- AIM OF THE EXERCISE:
Quote all of the data below exactly, please.

- DATASET ENTRIES:

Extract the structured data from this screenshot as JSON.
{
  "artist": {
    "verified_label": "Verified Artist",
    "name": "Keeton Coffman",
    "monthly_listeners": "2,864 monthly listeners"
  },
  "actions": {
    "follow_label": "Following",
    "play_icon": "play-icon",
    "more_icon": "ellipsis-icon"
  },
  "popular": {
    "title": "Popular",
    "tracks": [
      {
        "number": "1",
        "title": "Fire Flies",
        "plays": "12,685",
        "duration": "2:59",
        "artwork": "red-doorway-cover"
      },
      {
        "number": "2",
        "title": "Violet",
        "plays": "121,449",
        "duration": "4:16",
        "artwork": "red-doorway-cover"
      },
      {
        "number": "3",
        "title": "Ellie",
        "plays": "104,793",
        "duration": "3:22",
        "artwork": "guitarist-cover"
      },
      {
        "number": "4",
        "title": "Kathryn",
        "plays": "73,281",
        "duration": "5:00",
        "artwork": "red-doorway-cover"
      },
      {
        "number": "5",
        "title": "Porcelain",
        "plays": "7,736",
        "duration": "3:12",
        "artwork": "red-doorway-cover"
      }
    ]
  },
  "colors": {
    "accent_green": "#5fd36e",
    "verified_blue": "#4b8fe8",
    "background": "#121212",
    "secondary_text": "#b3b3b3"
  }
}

- ANSWER:
Extract the structured data from this screenshot as JSON.
{
  "artist": {
    "verified_label": "Verified Artist",
    "name": "Keeton Coffman",
    "monthly_listeners": "2,864 monthly listeners"
  },
  "actions": {
    "follow_label": "Following",
    "play_icon": "play-icon",
    "more_icon": "ellipsis-icon"
  },
  "popular": {
    "title": "Popular",
    "tracks": [
      {
        "number": "1",
        "title": "Fire Flies",
        "plays": "12,685",
        "duration": "2:59",
        "artwork": "red-doorway-cover"
      },
      {
        "number": "2",
        "title": "Violet",
        "plays": "121,449",
        "duration": "4:16",
        "artwork": "red-doorway-cover"
      },
      {
        "number": "3",
        "title": "Ellie",
        "plays": "104,793",
        "duration": "3:22",
        "artwork": "guitarist-cover"
      },
      {
        "number": "4",
        "title": "Kathryn",
        "plays": "73,281",
        "duration": "5:00",
        "artwork": "red-doorway-cover"
      },
      {
        "number": "5",
        "title": "Porcelain",
        "plays": "7,736",
        "duration": "3:12",
        "artwork": "red-doorway-cover"
      }
    ]
  },
  "colors": {
    "accent_green": "#5fd36e",
    "verified_blue": "#4b8fe8",
    "background": "#121212",
    "secondary_text": "#b3b3b3"
  }
}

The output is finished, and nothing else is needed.